手搓Python代码来制作词云

2 5 月, 2022 阅读 2434 字数 10525 评论 0 喜欢 0

手搓Python代码来制作词云

在社会学、公共管理、社会心理学研究中，很多时候会需要对文本内容进行分析，然后一个很常规的操作就是，获取文本中关键词和关键词词频，并且制作一个词频云，也叫做词云。这次就用手搓Python代码来制作词云，并且将词云关键词和词频统计出来。

✦

首先声明

First Notice

现在网上有很多免费的词云制作工具。比如说，易词云、WordArt、毛线球科技的词云、图悦等等，这些在线软件还是可以的，对于一些比较小的文本内容，还是可以制作很漂亮的出词云图。

“

但是这些软件都是在线的，因此文档内容不能输入太多。而我们做科研的话，内容可能比较多，太小的内容可能无法满足科研的需要。

那么，手搓一个自己可控的Python来制作词云，统计关键词和词频的内容，并且数据是保存在自己手里，不会有暴露到网络的风险，因此，这自制的词云就显得很有必要。

下面开始介绍如何使用Python手搓一个词云图。

安装必要的软件和插件

必要的软件包括：

Python 3.6+和PyCharm

这两个软件的介绍见之前的推文。

必要的Python包：

WordCloud、numpy、jieba、pandas、PIL、os、csv

安装包的方式，请使用下面的代码：

pip install XXX（python包）

第

一

步

❖

准备相关的材料

必要的材料：

停用词列表

停用词是在文本检索过程中出现频率很高但对文本分析没有实际作用的单词。通常所有功能词和连接词都被认为是停用词，例如“和”、“或”和“在”。由于制作的词云是为了对文本意义进行分析。因此，在进行词云分析过程中，需要将一些无意义的词提出来，这种无意义的词就是停用词。

选用的材料：

一张自己喜欢的背景图片（去除图片背景的PNG格式）

一个自己喜欢的字体文件（ttf格式，例如微软雅黑）

第

二

步

第

三

步

准备好需要的数据文件

这次手搓的python代码，使用的是csv数据文件，里面需要进行分析的文本表头（列标题）需要设置为content。当然，你也可以在代码里面修改成数据格式的表头。

§ **数据记录**:
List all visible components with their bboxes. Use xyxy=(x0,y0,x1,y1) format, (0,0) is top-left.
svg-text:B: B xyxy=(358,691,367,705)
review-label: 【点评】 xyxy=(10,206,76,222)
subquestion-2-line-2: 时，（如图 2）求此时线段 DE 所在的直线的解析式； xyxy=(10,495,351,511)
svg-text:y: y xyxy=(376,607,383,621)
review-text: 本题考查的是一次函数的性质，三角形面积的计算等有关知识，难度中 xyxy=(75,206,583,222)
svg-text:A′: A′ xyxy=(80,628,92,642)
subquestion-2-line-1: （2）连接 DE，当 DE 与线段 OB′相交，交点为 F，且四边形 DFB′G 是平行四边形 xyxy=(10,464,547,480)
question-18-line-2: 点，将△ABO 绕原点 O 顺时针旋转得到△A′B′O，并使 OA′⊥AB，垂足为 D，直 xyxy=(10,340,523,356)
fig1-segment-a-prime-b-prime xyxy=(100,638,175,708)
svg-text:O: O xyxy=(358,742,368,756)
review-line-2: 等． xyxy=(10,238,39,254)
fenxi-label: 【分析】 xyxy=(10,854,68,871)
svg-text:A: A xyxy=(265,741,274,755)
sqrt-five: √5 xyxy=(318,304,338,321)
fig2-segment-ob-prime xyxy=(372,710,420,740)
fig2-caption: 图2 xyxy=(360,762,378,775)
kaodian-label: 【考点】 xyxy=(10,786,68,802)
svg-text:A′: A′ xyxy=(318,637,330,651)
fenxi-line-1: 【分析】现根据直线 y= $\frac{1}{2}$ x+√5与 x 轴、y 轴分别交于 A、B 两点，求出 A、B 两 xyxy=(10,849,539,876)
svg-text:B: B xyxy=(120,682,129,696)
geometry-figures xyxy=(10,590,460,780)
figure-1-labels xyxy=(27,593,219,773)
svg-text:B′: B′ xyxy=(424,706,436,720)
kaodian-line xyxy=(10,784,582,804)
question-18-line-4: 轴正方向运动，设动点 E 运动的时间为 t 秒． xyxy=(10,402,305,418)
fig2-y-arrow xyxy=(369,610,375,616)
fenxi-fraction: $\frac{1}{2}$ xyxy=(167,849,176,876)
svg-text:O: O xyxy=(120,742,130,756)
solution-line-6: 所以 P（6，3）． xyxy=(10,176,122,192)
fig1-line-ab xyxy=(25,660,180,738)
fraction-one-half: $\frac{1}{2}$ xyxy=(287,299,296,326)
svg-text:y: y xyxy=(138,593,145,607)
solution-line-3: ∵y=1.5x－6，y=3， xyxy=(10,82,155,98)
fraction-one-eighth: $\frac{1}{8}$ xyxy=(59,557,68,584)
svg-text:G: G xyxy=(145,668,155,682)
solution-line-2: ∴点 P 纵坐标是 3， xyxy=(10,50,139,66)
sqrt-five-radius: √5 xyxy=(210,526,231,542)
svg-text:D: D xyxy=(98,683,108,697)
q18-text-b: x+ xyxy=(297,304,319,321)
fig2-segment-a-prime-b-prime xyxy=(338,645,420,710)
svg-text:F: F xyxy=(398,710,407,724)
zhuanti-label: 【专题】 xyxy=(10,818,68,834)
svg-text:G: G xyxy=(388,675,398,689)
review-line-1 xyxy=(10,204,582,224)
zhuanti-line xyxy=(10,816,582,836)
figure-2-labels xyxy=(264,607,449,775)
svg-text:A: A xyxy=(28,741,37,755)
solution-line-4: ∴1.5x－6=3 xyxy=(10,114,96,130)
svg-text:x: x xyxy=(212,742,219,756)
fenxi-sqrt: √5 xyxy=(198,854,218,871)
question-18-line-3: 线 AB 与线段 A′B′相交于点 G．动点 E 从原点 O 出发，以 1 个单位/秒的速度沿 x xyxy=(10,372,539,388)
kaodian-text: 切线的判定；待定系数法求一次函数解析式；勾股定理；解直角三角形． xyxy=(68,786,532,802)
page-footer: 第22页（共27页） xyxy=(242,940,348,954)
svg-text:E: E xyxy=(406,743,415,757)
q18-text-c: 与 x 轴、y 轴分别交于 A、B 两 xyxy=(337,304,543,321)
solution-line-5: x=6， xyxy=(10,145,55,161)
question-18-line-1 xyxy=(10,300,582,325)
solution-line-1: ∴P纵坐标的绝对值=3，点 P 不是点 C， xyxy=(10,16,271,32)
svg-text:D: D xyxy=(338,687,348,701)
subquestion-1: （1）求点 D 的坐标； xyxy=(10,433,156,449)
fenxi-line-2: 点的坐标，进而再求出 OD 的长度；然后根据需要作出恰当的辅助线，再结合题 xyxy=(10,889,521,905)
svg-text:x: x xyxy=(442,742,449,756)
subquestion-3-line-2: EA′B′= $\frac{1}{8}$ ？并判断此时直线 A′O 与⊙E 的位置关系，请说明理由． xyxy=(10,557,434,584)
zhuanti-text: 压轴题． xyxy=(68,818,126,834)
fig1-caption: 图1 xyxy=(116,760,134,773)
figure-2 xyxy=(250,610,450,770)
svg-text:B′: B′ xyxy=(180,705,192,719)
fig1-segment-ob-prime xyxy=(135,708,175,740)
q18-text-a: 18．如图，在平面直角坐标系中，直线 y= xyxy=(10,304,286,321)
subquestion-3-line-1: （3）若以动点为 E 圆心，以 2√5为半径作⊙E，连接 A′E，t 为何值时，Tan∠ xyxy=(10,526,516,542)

§ **待办任务**:
1. 列出词云教程中提到的全部必要Python包。
2. 将词云教程中从"First Notice"起、到"下面开始介绍如何使用Python手搓一个词云图。"为止（含该处）的部分重写一遍，把其中的"科研"替换成"研究"。
3. 按照词云教程，csv数据文件中待分析文本的表头应设置为什么？

§ **输出结果**:
1. WordCloud、numpy、jieba、pandas、PIL、os、csv

2.
First Notice

现在网上有很多免费的词云制作工具。比如说，易词云、WordArt、毛线球科技的词云、图悦等等，这些在线软件还是可以的，对于一些比较小的文本内容，还是可以制作很漂亮的出词云图。

“

但是这些软件都是在线的，因此文档内容不能输入太多。而我们做研究的话，内容可能比较多，太小的内容可能无法满足研究的需要。

那么，手搓一个自己可控的Python来制作词云，统计关键词和词频的内容，并且数据是保存在自己手里，不会有暴露到网络的风险，因此，这自制的词云就显得很有必要。

下面开始介绍如何使用Python手搓一个词云图。

3. 应设置为content。